Problem description:
Go through the entries below and copy each line containing the word "данные".

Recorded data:

>>

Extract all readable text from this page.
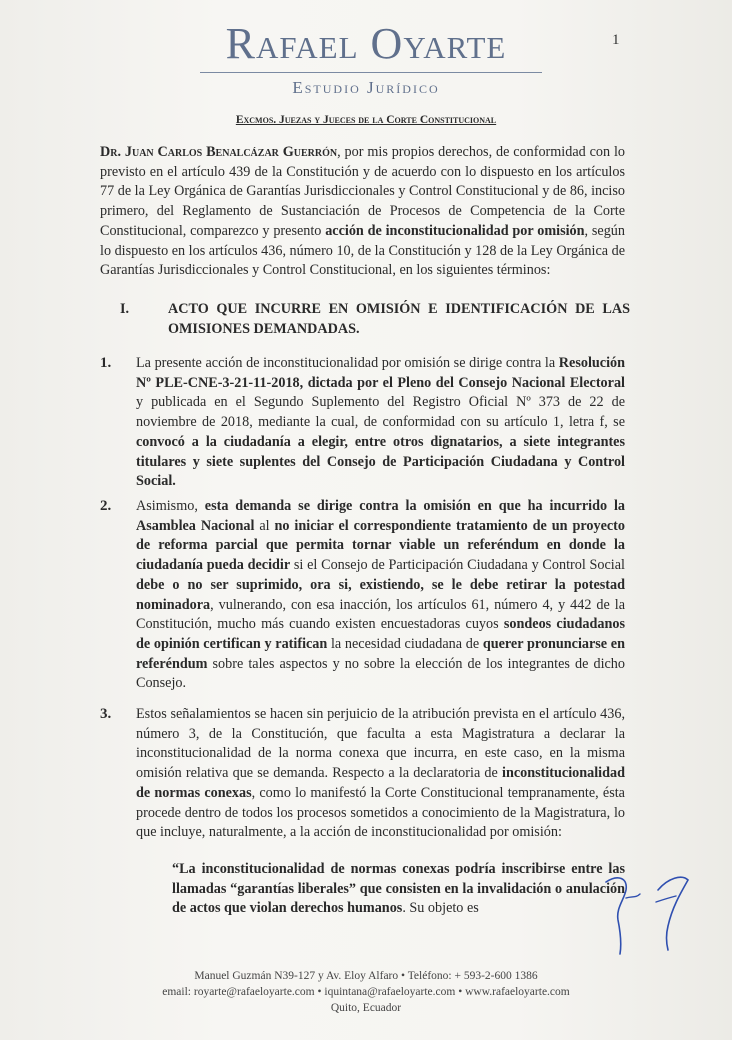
Rafael Oyarte
Estudio Jurídico
1
Excmos. Juezas y Jueces de la Corte Constitucional

Dr. Juan Carlos Benalcázar Guerrón, por mis propios derechos, de conformidad con lo previsto en el artículo 439 de la Constitución y de acuerdo con lo dispuesto en los artículos 77 de la Ley Orgánica de Garantías Jurisdiccionales y Control Constitucional y de 86, inciso primero, del Reglamento de Sustanciación de Procesos de Competencia de la Corte Constitucional, comparezco y presento acción de inconstitucionalidad por omisión, según lo dispuesto en los artículos 436, número 10, de la Constitución y 128 de la Ley Orgánica de Garantías Jurisdiccionales y Control Constitucional, en los siguientes términos:

I.	ACTO QUE INCURRE EN OMISIÓN E IDENTIFICACIÓN DE LAS OMISIONES DEMANDADAS.
1. La presente acción de inconstitucionalidad por omisión se dirige contra la Resolución Nº PLE-CNE-3-21-11-2018, dictada por el Pleno del Consejo Nacional Electoral y publicada en el Segundo Suplemento del Registro Oficial Nº 373 de 22 de noviembre de 2018, mediante la cual, de conformidad con su artículo 1, letra f, se convocó a la ciudadanía a elegir, entre otros dignatarios, a siete integrantes titulares y siete suplentes del Consejo de Participación Ciudadana y Control Social.

2. Asimismo, esta demanda se dirige contra la omisión en que ha incurrido la Asamblea Nacional al no iniciar el correspondiente tratamiento de un proyecto de reforma parcial que permita tornar viable un referéndum en donde la ciudadanía pueda decidir si el Consejo de Participación Ciudadana y Control Social debe o no ser suprimido, ora si, existiendo, se le debe retirar la potestad nominadora, vulnerando, con esa inacción, los artículos 61, número 4, y 442 de la Constitución, mucho más cuando existen encuestadoras cuyos sondeos ciudadanos de opinión certifican y ratifican la necesidad ciudadana de querer pronunciarse en referéndum sobre tales aspectos y no sobre la elección de los integrantes de dicho Consejo.

3. Estos señalamientos se hacen sin perjuicio de la atribución prevista en el artículo 436, número 3, de la Constitución, que faculta a esta Magistratura a declarar la inconstitucionalidad de la norma conexa que incurra, en este caso, en la misma omisión relativa que se demanda. Respecto a la declaratoria de inconstitucionalidad de normas conexas, como lo manifestó la Corte Constitucional tempranamente, ésta procede dentro de todos los procesos sometidos a conocimiento de la Magistratura, lo que incluye, naturalmente, a la acción de inconstitucionalidad por omisión:

“La inconstitucionalidad de normas conexas podría inscribirse entre las llamadas “garantías liberales” que consisten en la invalidación o anulación de actos que violan derechos humanos. Su objeto es

Manuel Guzmán N39-127 y Av. Eloy Alfaro • Teléfono: + 593-2-600 1386
email: royarte@rafaeloyarte.com • iquintana@rafaeloyarte.com • www.rafaeloyarte.com
Quito, Ecuador
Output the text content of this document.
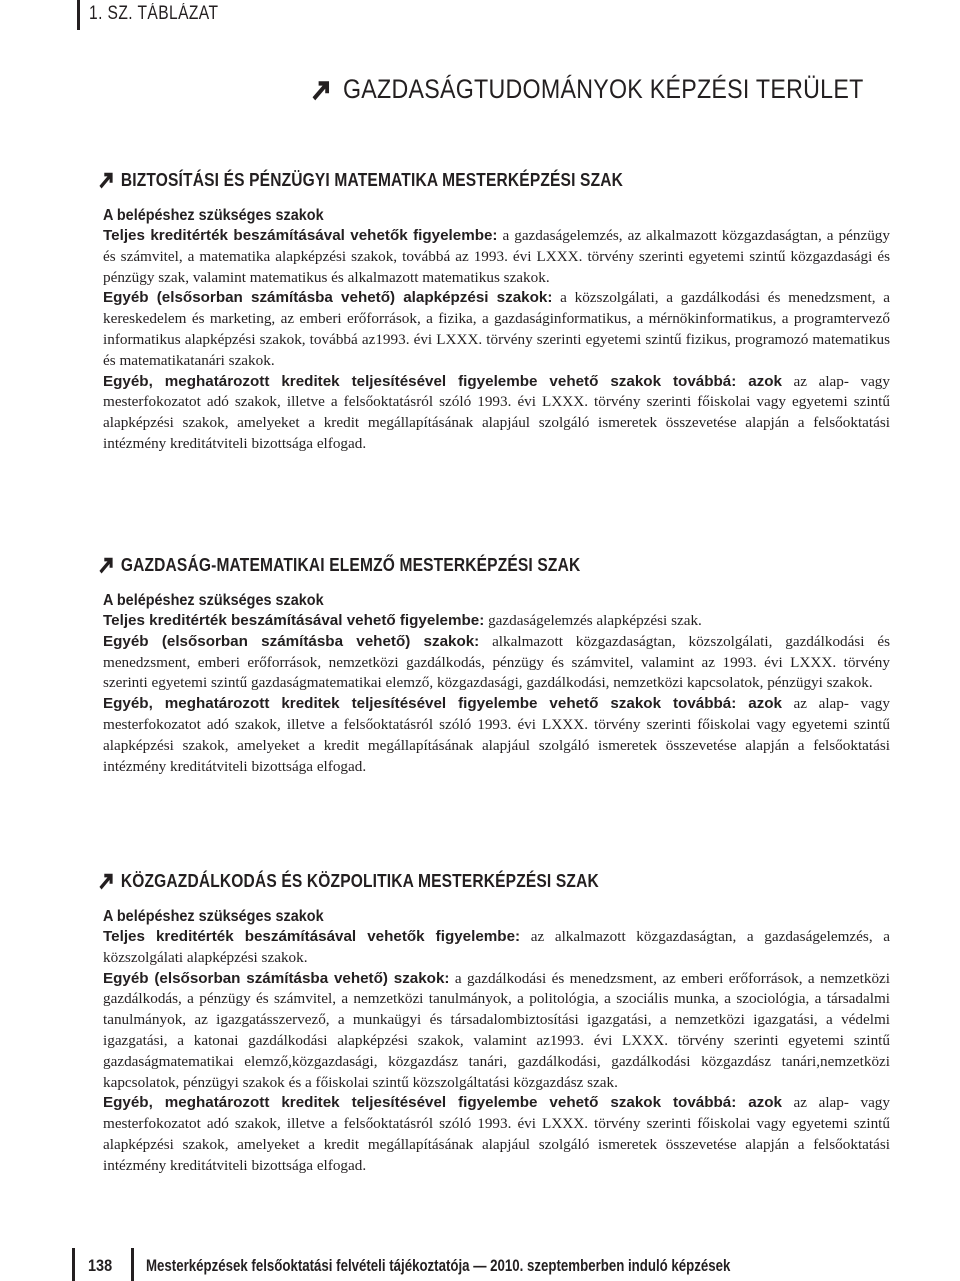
1. SZ. TÁBLÁZAT
GAZDASÁGTUDOMÁNYOK KÉPZÉSI TERÜLET
BIZTOSÍTÁSI ÉS PÉNZÜGYI MATEMATIKA MESTERKÉPZÉSI SZAK
A belépéshez szükséges szakok

Teljes kreditérték beszámításával vehetők figyelembe: a gazdaságelemzés, az alkalmazott közgazdaságtan, a pénzügy és számvitel, a matematika alapképzési szakok, továbbá az 1993. évi LXXX. törvény szerinti egyetemi szintű közgazdasági és pénzügy szak, valamint matematikus és alkalmazott matematikus szakok.

Egyéb (elsősorban számításba vehető) alapképzési szakok: a közszolgálati, a gazdálkodási és menedzsment, a kereskedelem és marketing, az emberi erőforrások, a fizika, a gazdaságinformatikus, a mérnökinformatikus, a programtervező informatikus alapképzési szakok, továbbá az1993. évi LXXX. törvény szerinti egyetemi szintű fizikus, programozó matematikus és matematikatanári szakok.

Egyéb, meghatározott kreditek teljesítésével figyelembe vehető szakok továbbá: azok az alap- vagy mesterfokozatot adó szakok, illetve a felsőoktatásról szóló 1993. évi LXXX. törvény szerinti főiskolai vagy egyetemi szintű alapképzési szakok, amelyeket a kredit megállapításának alapjául szolgáló ismeretek összevetése alapján a felsőoktatási intézmény kreditátviteli bizottsága elfogad.

GAZDASÁG-MATEMATIKAI ELEMZŐ MESTERKÉPZÉSI SZAK
A belépéshez szükséges szakok

Teljes kreditérték beszámításával vehető figyelembe: gazdaságelemzés alapképzési szak.

Egyéb (elsősorban számításba vehető) szakok: alkalmazott közgazdaságtan, közszolgálati, gazdálkodási és menedzsment, emberi erőforrások, nemzetközi gazdálkodás, pénzügy és számvitel, valamint az 1993. évi LXXX. törvény szerinti egyetemi szintű gazdaságmatematikai elemző, közgazdasági, gazdálkodási, nemzetközi kapcsolatok, pénzügyi szakok.

Egyéb, meghatározott kreditek teljesítésével figyelembe vehető szakok továbbá: azok az alap- vagy mesterfokozatot adó szakok, illetve a felsőoktatásról szóló 1993. évi LXXX. törvény szerinti főiskolai vagy egyetemi szintű alapképzési szakok, amelyeket a kredit megállapításának alapjául szolgáló ismeretek összevetése alapján a felsőoktatási intézmény kreditátviteli bizottsága elfogad.

KÖZGAZDÁLKODÁS ÉS KÖZPOLITIKA MESTERKÉPZÉSI SZAK
A belépéshez szükséges szakok

Teljes kreditérték beszámításával vehetők figyelembe: az alkalmazott közgazdaságtan, a gazdaságelemzés, a közszolgálati alapképzési szakok.

Egyéb (elsősorban számításba vehető) szakok: a gazdálkodási és menedzsment, az emberi erőforrások, a nemzetközi gazdálkodás, a pénzügy és számvitel, a nemzetközi tanulmányok, a politológia, a szociális munka, a szociológia, a társadalmi tanulmányok, az igazgatásszervező, a munkaügyi és társadalombiztosítási igazgatási, a nemzetközi igazgatási, a védelmi igazgatási, a katonai gazdálkodási alapképzési szakok, valamint az1993. évi LXXX. törvény szerinti egyetemi szintű gazdaságmatematikai elemző,közgazdasági, közgazdász tanári, gazdálkodási, gazdálkodási közgazdász tanári,nemzetközi kapcsolatok, pénzügyi szakok és a főiskolai szintű közszolgáltatási közgazdász szak.

Egyéb, meghatározott kreditek teljesítésével figyelembe vehető szakok továbbá: azok az alap- vagy mesterfokozatot adó szakok, illetve a felsőoktatásról szóló 1993. évi LXXX. törvény szerinti főiskolai vagy egyetemi szintű alapképzési szakok, amelyeket a kredit megállapításának alapjául szolgáló ismeretek összevetése alapján a felsőoktatási intézmény kreditátviteli bizottsága elfogad.

138 Mesterképzések felsőoktatási felvételi tájékoztatója — 2010. szeptemberben induló képzések
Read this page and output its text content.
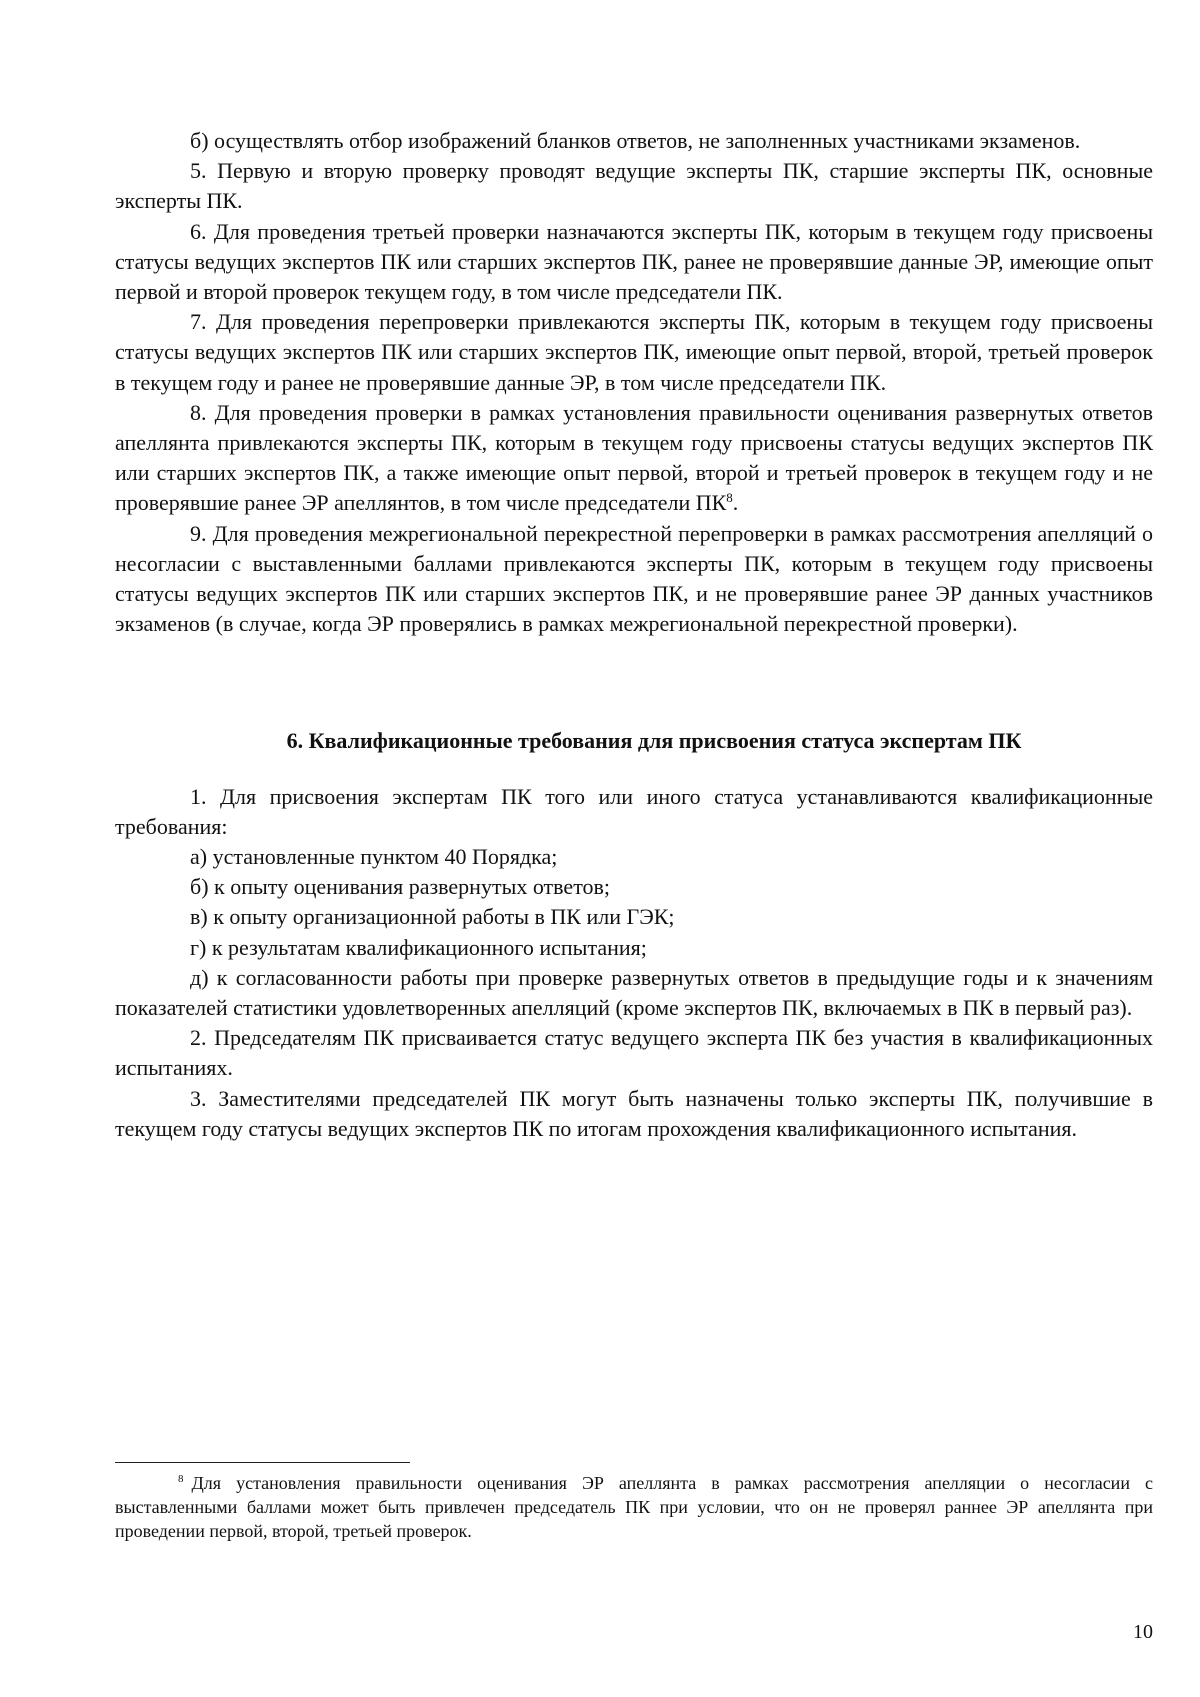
б) осуществлять отбор изображений бланков ответов, не заполненных участниками экзаменов.

5. Первую и вторую проверку проводят ведущие эксперты ПК, старшие эксперты ПК, основные эксперты ПК.

6. Для проведения третьей проверки назначаются эксперты ПК, которым в текущем году присвоены статусы ведущих экспертов ПК или старших экспертов ПК, ранее не проверявшие данные ЭР, имеющие опыт первой и второй проверок текущем году, в том числе председатели ПК.

7. Для проведения перепроверки привлекаются эксперты ПК, которым в текущем году присвоены статусы ведущих экспертов ПК или старших экспертов ПК, имеющие опыт первой, второй, третьей проверок в текущем году и ранее не проверявшие данные ЭР, в том числе председатели ПК.

8. Для проведения проверки в рамках установления правильности оценивания развернутых ответов апеллянта привлекаются эксперты ПК, которым в текущем году присвоены статусы ведущих экспертов ПК или старших экспертов ПК, а также имеющие опыт первой, второй и третьей проверок в текущем году и не проверявшие ранее ЭР апеллянтов, в том числе председатели $ПК^8$.

9. Для проведения межрегиональной перекрестной перепроверки в рамках рассмотрения апелляций о несогласии с выставленными баллами привлекаются эксперты ПК, которым в текущем году присвоены статусы ведущих экспертов ПК или старших экспертов ПК, и не проверявшие ранее ЭР данных участников экзаменов (в случае, когда ЭР проверялись в рамках межрегиональной перекрестной проверки).

6. Квалификационные требования для присвоения статуса экспертам ПК

1. Для присвоения экспертам ПК того или иного статуса устанавливаются квалификационные требования:

а) установленные пунктом 40 Порядка;

б) к опыту оценивания развернутых ответов;

в) к опыту организационной работы в ПК или ГЭК;

г) к результатам квалификационного испытания;

д) к согласованности работы при проверке развернутых ответов в предыдущие годы и к значениям показателей статистики удовлетворенных апелляций (кроме экспертов ПК, включаемых в ПК в первый раз).

2. Председателям ПК присваивается статус ведущего эксперта ПК без участия в квалификационных испытаниях.

3. Заместителями председателей ПК могут быть назначены только эксперты ПК, получившие в текущем году статусы ведущих экспертов ПК по итогам прохождения квалификационного испытания.

$^8$ Для установления правильности оценивания ЭР апеллянта в рамках рассмотрения апелляции о несогласии с выставленными баллами может быть привлечен председатель ПК при условии, что он не проверял раннее ЭР апеллянта при проведении первой, второй, третьей проверок.

10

<<

Answer to the exercise:
6. Для проведения третьей проверки назначаются эксперты ПК, которым в текущем году присвоены статусы ведущих экспертов ПК или старших экспертов ПК, ранее не проверявшие данные ЭР, имеющие опыт первой и второй проверок текущем году, в том числе председатели ПК.
7. Для проведения перепроверки привлекаются эксперты ПК, которым в текущем году присвоены статусы ведущих экспертов ПК или старших экспертов ПК, имеющие опыт первой, второй, третьей проверок в текущем году и ранее не проверявшие данные ЭР, в том числе председатели ПК.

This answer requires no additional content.